Copy every line of the records below where the word "casos" occurs.

------ MATERIAL FOR THE TASK

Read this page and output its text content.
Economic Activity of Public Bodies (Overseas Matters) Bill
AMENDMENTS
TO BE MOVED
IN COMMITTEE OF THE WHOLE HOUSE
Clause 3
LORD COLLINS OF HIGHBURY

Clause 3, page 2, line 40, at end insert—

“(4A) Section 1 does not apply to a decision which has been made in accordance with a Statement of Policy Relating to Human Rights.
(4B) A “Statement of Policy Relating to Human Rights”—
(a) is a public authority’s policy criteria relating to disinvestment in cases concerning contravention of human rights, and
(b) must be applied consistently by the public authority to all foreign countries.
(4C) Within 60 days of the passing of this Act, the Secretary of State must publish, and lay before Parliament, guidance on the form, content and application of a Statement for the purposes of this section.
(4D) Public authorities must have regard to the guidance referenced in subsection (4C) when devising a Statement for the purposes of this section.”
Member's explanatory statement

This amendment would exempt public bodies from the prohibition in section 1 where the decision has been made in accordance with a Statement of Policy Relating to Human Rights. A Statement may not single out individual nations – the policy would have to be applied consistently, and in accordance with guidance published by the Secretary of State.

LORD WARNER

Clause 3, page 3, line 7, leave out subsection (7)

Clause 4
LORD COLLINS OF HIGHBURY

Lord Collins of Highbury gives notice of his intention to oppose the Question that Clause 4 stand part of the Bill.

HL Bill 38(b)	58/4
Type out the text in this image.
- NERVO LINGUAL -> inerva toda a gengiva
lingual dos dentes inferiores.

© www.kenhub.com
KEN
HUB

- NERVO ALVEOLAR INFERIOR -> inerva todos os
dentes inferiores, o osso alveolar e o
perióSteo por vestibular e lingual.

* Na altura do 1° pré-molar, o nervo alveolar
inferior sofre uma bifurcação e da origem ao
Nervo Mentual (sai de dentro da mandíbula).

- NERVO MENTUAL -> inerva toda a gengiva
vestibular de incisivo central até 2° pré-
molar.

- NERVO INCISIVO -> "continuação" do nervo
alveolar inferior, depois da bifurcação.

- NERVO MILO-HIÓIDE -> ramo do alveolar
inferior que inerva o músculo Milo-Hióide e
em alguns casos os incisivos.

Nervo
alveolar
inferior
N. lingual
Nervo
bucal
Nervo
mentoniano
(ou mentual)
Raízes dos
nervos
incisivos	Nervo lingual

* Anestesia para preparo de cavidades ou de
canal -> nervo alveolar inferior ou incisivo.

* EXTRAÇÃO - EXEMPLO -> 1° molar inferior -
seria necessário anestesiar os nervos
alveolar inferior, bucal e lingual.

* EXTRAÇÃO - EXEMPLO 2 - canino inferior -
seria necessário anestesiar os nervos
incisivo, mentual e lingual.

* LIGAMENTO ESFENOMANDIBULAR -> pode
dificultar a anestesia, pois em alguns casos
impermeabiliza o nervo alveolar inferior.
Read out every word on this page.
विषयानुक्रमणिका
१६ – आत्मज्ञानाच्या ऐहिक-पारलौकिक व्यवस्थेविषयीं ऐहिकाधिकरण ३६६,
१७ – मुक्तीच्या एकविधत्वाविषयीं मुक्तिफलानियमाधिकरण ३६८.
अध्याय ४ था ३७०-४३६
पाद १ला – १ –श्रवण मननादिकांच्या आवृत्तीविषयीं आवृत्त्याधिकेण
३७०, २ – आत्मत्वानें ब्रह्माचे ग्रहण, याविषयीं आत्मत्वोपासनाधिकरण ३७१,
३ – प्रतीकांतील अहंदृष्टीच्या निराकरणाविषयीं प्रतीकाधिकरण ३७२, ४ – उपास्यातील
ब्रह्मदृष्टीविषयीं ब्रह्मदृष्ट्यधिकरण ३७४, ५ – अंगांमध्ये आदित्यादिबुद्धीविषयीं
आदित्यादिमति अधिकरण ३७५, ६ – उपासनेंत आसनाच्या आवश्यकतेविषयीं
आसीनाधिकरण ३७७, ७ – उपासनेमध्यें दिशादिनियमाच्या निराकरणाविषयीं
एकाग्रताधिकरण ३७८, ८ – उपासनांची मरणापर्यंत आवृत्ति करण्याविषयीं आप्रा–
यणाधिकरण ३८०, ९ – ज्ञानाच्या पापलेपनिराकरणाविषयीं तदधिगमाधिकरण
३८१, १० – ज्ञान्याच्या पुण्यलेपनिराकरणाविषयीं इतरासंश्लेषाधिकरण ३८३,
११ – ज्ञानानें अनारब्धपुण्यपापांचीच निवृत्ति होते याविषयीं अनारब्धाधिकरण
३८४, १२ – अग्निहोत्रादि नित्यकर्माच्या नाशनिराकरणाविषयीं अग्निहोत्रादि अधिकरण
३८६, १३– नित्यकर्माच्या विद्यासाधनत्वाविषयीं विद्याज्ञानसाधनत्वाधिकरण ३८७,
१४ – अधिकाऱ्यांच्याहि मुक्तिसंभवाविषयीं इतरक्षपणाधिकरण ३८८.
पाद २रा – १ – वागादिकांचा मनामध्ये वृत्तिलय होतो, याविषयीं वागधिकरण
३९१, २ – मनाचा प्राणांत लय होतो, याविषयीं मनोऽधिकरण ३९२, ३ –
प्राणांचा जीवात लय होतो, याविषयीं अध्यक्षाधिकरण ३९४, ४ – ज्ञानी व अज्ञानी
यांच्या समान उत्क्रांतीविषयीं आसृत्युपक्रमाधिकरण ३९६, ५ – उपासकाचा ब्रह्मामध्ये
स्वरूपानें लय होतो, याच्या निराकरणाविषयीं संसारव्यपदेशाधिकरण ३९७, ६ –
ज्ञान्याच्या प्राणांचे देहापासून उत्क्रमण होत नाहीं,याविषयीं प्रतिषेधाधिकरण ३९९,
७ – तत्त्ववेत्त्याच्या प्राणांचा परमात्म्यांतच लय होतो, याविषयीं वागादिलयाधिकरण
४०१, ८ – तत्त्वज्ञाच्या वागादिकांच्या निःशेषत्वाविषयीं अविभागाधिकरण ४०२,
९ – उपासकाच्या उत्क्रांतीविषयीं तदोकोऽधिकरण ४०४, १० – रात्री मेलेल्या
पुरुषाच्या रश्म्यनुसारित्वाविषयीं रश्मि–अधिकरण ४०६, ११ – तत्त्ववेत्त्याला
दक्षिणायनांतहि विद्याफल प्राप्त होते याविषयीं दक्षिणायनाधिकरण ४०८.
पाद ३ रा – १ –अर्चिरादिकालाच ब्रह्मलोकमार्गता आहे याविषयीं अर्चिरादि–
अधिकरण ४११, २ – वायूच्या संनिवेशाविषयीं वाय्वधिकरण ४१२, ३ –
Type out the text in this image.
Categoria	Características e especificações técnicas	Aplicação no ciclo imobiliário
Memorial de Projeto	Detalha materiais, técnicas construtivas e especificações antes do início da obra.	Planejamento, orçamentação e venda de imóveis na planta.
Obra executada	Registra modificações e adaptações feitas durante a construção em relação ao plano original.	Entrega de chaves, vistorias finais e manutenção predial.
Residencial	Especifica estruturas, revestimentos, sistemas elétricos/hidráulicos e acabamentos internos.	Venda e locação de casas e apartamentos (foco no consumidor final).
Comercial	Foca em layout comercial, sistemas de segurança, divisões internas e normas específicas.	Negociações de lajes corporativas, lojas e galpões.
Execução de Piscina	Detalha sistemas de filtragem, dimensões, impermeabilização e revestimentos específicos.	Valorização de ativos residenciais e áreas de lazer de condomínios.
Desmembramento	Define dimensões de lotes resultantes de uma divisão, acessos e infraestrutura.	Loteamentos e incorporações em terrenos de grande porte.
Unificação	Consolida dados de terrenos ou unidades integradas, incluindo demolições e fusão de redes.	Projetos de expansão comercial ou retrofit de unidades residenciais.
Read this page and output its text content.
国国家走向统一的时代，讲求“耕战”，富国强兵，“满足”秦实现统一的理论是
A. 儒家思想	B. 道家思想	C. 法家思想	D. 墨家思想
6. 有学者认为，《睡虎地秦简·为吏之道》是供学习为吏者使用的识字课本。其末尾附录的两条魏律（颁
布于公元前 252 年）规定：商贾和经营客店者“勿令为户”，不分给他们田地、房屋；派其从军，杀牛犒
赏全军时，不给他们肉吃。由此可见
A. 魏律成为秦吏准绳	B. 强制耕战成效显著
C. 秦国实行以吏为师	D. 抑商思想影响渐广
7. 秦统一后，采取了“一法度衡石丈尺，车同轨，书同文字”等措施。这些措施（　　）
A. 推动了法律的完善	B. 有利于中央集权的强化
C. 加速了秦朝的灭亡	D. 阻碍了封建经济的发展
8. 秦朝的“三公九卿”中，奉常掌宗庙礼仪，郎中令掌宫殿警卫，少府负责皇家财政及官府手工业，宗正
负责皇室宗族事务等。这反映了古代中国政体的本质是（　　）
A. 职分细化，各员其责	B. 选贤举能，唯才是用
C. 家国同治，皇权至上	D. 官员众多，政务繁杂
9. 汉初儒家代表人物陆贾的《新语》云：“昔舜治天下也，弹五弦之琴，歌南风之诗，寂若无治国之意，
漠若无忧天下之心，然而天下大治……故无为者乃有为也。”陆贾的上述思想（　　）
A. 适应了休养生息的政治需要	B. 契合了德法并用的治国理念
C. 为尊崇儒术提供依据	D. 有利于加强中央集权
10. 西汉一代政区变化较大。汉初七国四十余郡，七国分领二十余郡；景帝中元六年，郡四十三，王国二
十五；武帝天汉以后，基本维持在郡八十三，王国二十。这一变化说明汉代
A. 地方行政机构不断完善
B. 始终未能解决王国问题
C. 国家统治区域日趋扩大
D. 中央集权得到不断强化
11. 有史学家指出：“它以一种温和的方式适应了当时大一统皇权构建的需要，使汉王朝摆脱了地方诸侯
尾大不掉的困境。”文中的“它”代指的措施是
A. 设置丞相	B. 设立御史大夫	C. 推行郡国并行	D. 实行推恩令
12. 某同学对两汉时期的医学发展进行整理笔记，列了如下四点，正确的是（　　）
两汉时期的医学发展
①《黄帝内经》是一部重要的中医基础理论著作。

------------

**EXERCISE RESPONSE:**
em alguns casos os incisivos.
dificultar a anestesia, pois em alguns casos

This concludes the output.